>> begin Given information
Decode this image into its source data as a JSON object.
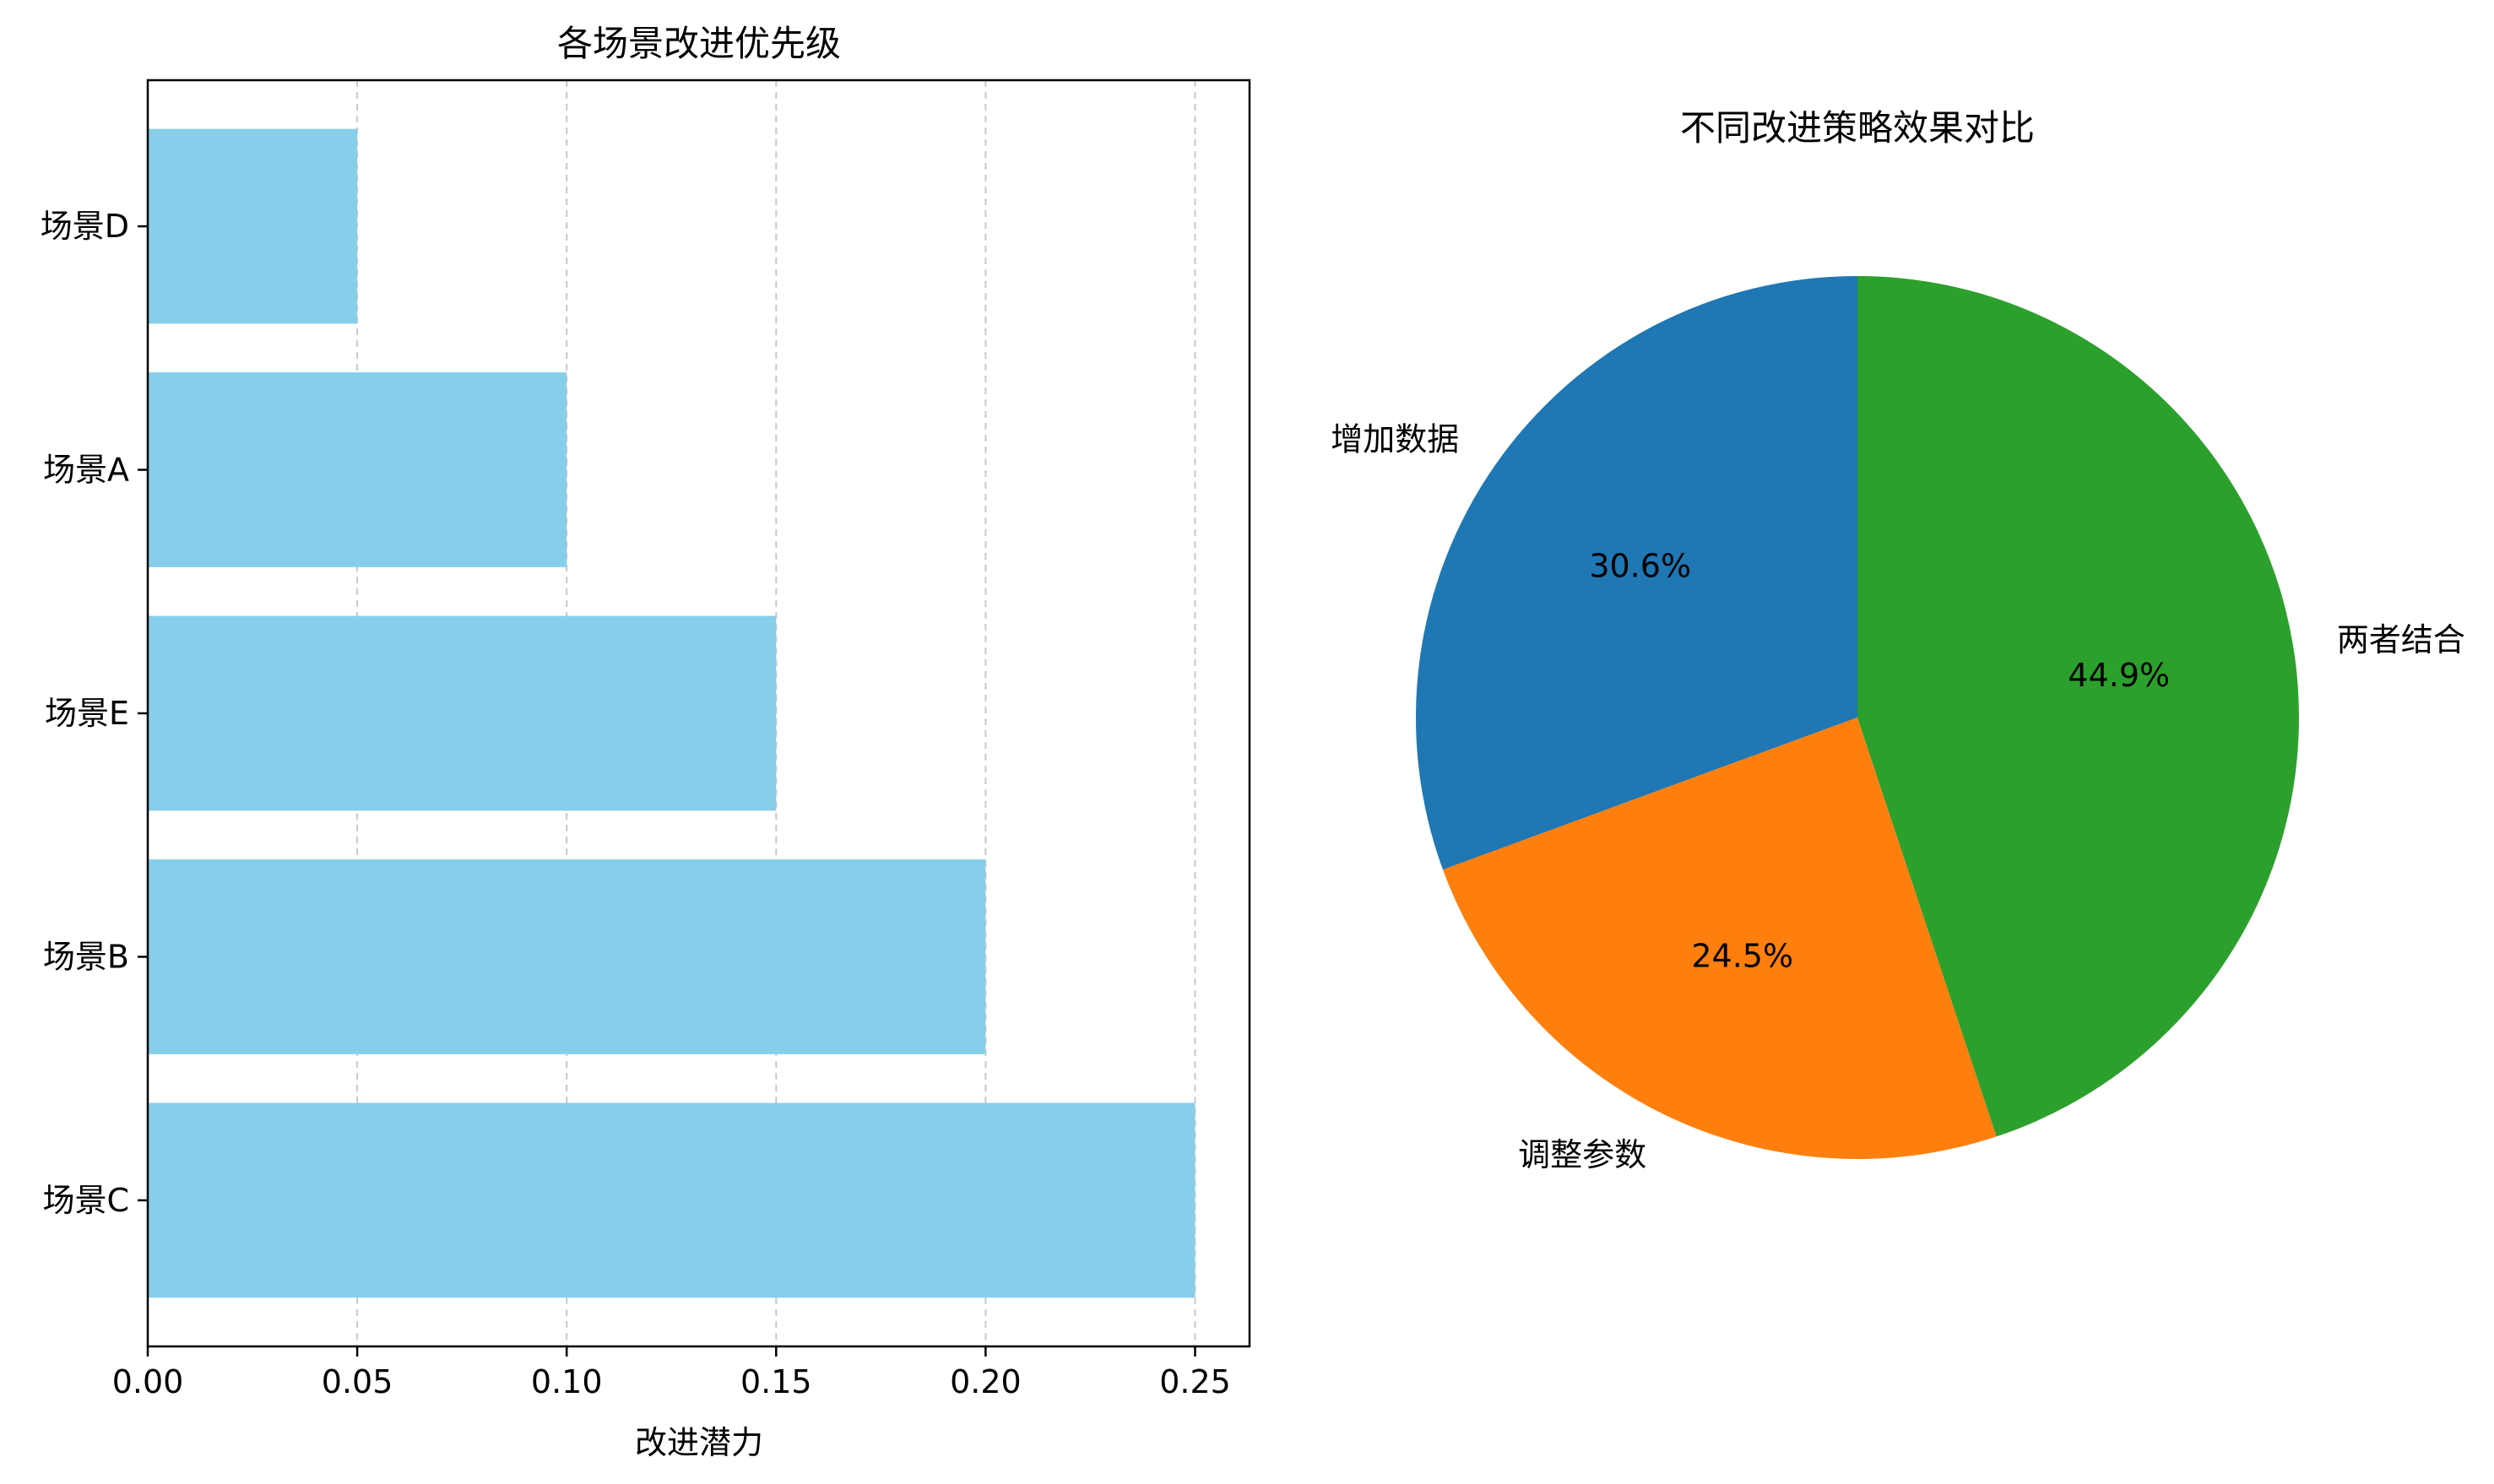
{
  "chart_data": [
    {
      "type": "bar",
      "orientation": "horizontal",
      "title": "各场景改进优先级",
      "xlabel": "改进潜力",
      "ylabel": "",
      "categories": [
        "场景C",
        "场景B",
        "场景E",
        "场景A",
        "场景D"
      ],
      "values": [
        0.25,
        0.2,
        0.15,
        0.1,
        0.05
      ],
      "xlim": [
        0,
        0.263
      ],
      "xticks": [
        "0.00",
        "0.05",
        "0.10",
        "0.15",
        "0.20",
        "0.25"
      ],
      "grid": "x-dashed",
      "bar_color": "#87ceeb"
    },
    {
      "type": "pie",
      "title": "不同改进策略效果对比",
      "slices": [
        {
          "label": "增加数据",
          "value": 30.6,
          "pct_label": "30.6%",
          "color": "#1f77b4"
        },
        {
          "label": "调整参数",
          "value": 24.5,
          "pct_label": "24.5%",
          "color": "#ff7f0e"
        },
        {
          "label": "两者结合",
          "value": 44.9,
          "pct_label": "44.9%",
          "color": "#2ca02c"
        }
      ],
      "start_angle": 90,
      "direction": "counterclockwise"
    }
  ]
}
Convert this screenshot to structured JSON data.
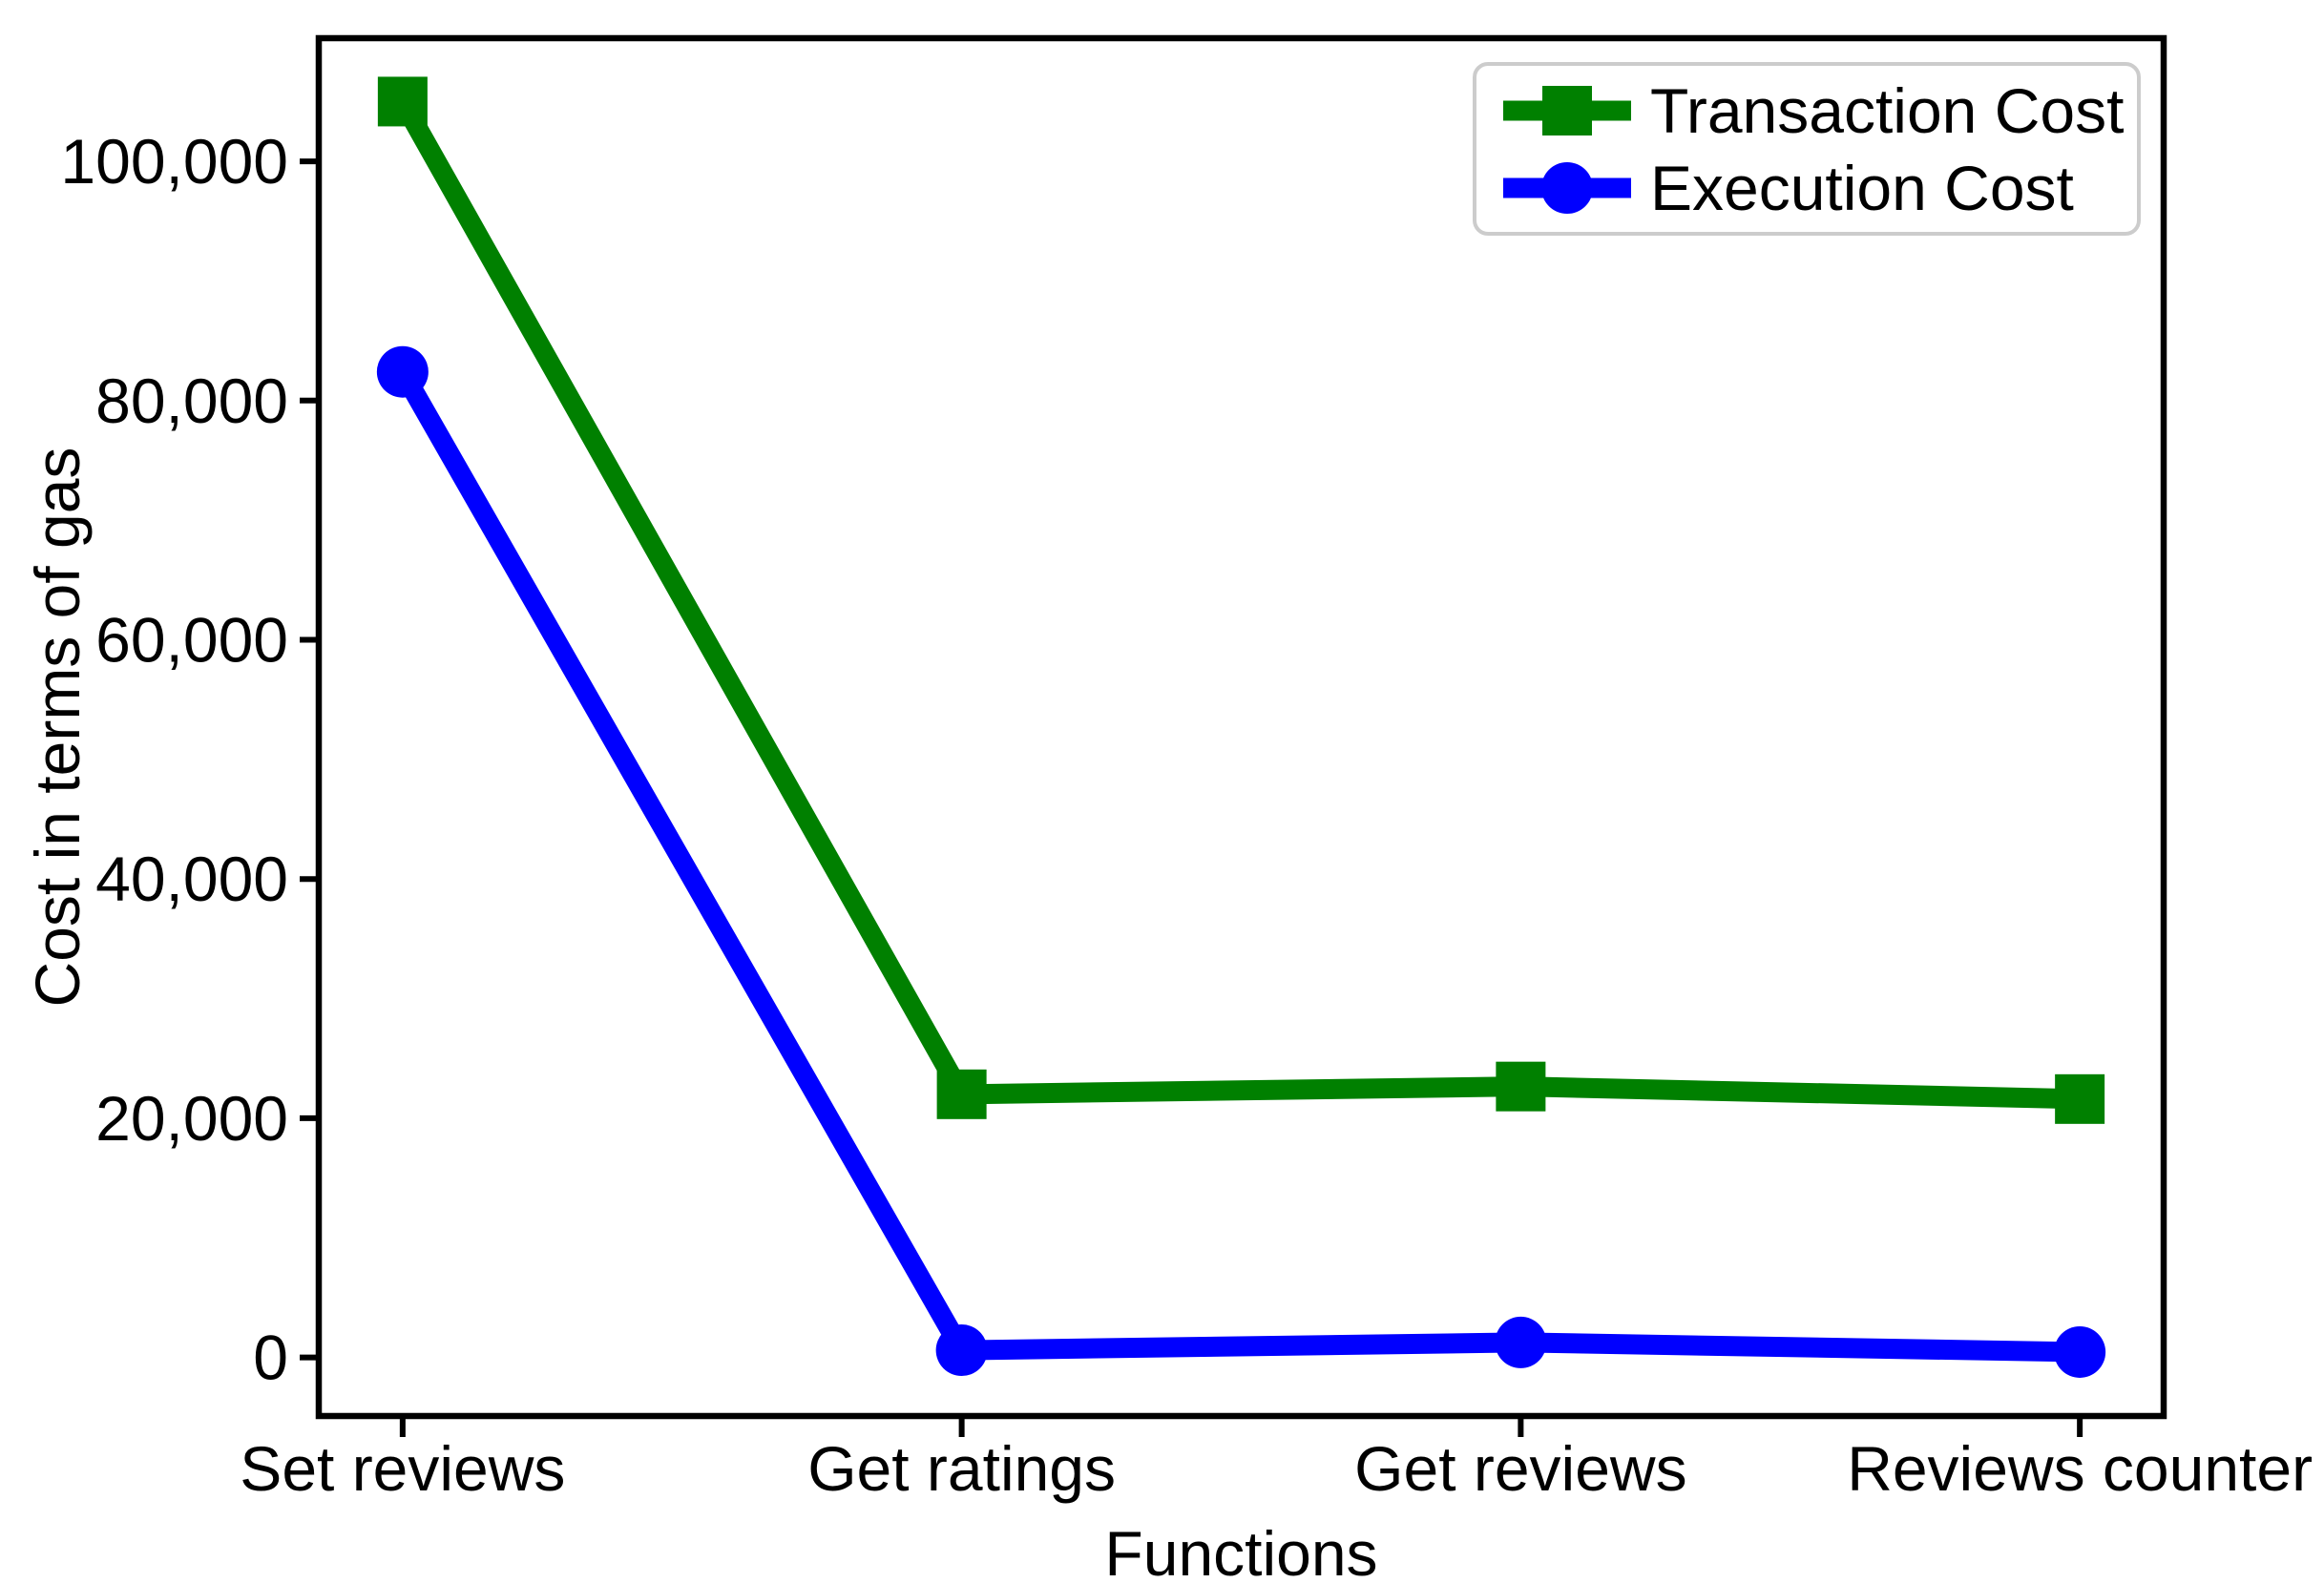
>> end Given information
Go through the material above and copy each line that has the word "JSON".

→ Result
Decode this image into its source data as a JSON object.
Convert this screenshot to structured JSON data.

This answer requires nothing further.